Task to carry out — Provide the data again in its entirety, exactly as given.

===== Records provided

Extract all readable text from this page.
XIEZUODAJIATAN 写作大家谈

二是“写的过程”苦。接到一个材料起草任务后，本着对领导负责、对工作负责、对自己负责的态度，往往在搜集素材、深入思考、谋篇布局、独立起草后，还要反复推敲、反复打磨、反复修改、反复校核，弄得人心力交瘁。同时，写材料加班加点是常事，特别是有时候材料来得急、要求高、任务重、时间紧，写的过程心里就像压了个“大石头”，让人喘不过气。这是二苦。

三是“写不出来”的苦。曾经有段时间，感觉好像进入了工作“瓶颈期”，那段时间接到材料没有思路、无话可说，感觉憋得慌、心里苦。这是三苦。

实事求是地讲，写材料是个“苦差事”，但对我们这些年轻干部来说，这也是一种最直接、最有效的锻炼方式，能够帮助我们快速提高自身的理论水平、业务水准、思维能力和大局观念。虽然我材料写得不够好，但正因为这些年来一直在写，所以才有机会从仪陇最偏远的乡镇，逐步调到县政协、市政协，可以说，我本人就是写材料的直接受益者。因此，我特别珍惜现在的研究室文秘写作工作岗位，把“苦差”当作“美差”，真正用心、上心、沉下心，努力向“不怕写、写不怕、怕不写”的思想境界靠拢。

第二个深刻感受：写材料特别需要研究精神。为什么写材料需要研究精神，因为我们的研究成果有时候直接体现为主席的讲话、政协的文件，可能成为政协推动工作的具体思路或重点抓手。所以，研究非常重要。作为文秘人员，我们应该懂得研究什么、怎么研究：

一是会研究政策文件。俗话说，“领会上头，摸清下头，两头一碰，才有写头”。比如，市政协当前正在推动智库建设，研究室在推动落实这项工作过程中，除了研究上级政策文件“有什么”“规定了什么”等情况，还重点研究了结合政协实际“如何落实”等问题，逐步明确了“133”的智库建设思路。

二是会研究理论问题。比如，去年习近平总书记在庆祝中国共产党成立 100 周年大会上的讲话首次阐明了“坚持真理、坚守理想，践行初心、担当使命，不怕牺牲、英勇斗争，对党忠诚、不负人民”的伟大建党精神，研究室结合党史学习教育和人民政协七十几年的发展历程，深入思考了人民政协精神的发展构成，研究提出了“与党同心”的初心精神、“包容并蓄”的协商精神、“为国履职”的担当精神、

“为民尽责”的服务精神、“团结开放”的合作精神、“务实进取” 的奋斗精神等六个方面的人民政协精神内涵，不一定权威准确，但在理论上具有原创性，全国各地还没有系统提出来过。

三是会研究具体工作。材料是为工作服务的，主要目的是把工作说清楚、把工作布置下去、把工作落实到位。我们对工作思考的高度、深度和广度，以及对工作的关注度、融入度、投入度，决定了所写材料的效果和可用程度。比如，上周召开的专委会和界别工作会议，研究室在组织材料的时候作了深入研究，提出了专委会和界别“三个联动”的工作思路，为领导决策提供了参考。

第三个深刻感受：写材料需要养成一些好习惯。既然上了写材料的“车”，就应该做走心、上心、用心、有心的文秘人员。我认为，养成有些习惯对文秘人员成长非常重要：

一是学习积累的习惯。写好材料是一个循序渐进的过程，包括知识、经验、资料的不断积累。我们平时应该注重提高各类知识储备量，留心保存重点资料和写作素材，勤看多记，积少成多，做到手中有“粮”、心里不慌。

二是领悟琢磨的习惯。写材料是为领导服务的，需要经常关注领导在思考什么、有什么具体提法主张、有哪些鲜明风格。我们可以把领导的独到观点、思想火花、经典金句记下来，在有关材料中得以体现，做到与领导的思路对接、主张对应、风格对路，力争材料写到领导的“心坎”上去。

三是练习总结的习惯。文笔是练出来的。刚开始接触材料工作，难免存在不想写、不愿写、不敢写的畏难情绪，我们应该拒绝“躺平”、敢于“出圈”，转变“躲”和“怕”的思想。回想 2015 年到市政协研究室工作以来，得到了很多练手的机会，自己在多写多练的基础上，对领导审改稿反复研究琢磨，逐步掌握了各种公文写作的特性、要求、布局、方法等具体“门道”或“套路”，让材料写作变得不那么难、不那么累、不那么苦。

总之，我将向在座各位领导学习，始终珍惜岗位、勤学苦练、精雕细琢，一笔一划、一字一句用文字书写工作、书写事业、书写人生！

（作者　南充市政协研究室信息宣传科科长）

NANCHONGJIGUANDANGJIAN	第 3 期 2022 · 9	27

==========

Task output —
Extract all readable text from this page.
XIEZUODAJIATAN 写作大家谈

二是“写的过程”苦。接到一个材料起草任务后，本着对领导负责、对工作负责、对自己负责的态度，往往在搜集素材、深入思考、谋篇布局、独立起草后，还要反复推敲、反复打磨、反复修改、反复校核，弄得人心力交瘁。同时，写材料加班加点是常事，特别是有时候材料来得急、要求高、任务重、时间紧，写的过程心里就像压了个“大石头”，让人喘不过气。这是二苦。

三是“写不出来”的苦。曾经有段时间，感觉好像进入了工作“瓶颈期”，那段时间接到材料没有思路、无话可说，感觉憋得慌、心里苦。这是三苦。

实事求是地讲，写材料是个“苦差事”，但对我们这些年轻干部来说，这也是一种最直接、最有效的锻炼方式，能够帮助我们快速提高自身的理论水平、业务水准、思维能力和大局观念。虽然我材料写得不够好，但正因为这些年来一直在写，所以才有机会从仪陇最偏远的乡镇，逐步调到县政协、市政协，可以说，我本人就是写材料的直接受益者。因此，我特别珍惜现在的研究室文秘写作工作岗位，把“苦差”当作“美差”，真正用心、上心、沉下心，努力向“不怕写、写不怕、怕不写”的思想境界靠拢。

第二个深刻感受：写材料特别需要研究精神。为什么写材料需要研究精神，因为我们的研究成果有时候直接体现为主席的讲话、政协的文件，可能成为政协推动工作的具体思路或重点抓手。所以，研究非常重要。作为文秘人员，我们应该懂得研究什么、怎么研究：

一是会研究政策文件。俗话说，“领会上头，摸清下头，两头一碰，才有写头”。比如，市政协当前正在推动智库建设，研究室在推动落实这项工作过程中，除了研究上级政策文件“有什么”“规定了什么”等情况，还重点研究了结合政协实际“如何落实”等问题，逐步明确了“133”的智库建设思路。

二是会研究理论问题。比如，去年习近平总书记在庆祝中国共产党成立 100 周年大会上的讲话首次阐明了“坚持真理、坚守理想，践行初心、担当使命，不怕牺牲、英勇斗争，对党忠诚、不负人民”的伟大建党精神，研究室结合党史学习教育和人民政协七十几年的发展历程，深入思考了人民政协精神的发展构成，研究提出了“与党同心”的初心精神、“包容并蓄”的协商精神、“为国履职”的担当精神、

“为民尽责”的服务精神、“团结开放”的合作精神、“务实进取” 的奋斗精神等六个方面的人民政协精神内涵，不一定权威准确，但在理论上具有原创性，全国各地还没有系统提出来过。

三是会研究具体工作。材料是为工作服务的，主要目的是把工作说清楚、把工作布置下去、把工作落实到位。我们对工作思考的高度、深度和广度，以及对工作的关注度、融入度、投入度，决定了所写材料的效果和可用程度。比如，上周召开的专委会和界别工作会议，研究室在组织材料的时候作了深入研究，提出了专委会和界别“三个联动”的工作思路，为领导决策提供了参考。

第三个深刻感受：写材料需要养成一些好习惯。既然上了写材料的“车”，就应该做走心、上心、用心、有心的文秘人员。我认为，养成有些习惯对文秘人员成长非常重要：

一是学习积累的习惯。写好材料是一个循序渐进的过程，包括知识、经验、资料的不断积累。我们平时应该注重提高各类知识储备量，留心保存重点资料和写作素材，勤看多记，积少成多，做到手中有“粮”、心里不慌。

二是领悟琢磨的习惯。写材料是为领导服务的，需要经常关注领导在思考什么、有什么具体提法主张、有哪些鲜明风格。我们可以把领导的独到观点、思想火花、经典金句记下来，在有关材料中得以体现，做到与领导的思路对接、主张对应、风格对路，力争材料写到领导的“心坎”上去。

三是练习总结的习惯。文笔是练出来的。刚开始接触材料工作，难免存在不想写、不愿写、不敢写的畏难情绪，我们应该拒绝“躺平”、敢于“出圈”，转变“躲”和“怕”的思想。回想 2015 年到市政协研究室工作以来，得到了很多练手的机会，自己在多写多练的基础上，对领导审改稿反复研究琢磨，逐步掌握了各种公文写作的特性、要求、布局、方法等具体“门道”或“套路”，让材料写作变得不那么难、不那么累、不那么苦。

总之，我将向在座各位领导学习，始终珍惜岗位、勤学苦练、精雕细琢，一笔一划、一字一句用文字书写工作、书写事业、书写人生！

（作者　南充市政协研究室信息宣传科科长）

NANCHONGJIGUANDANGJIAN	第 3 期 2022 · 9	27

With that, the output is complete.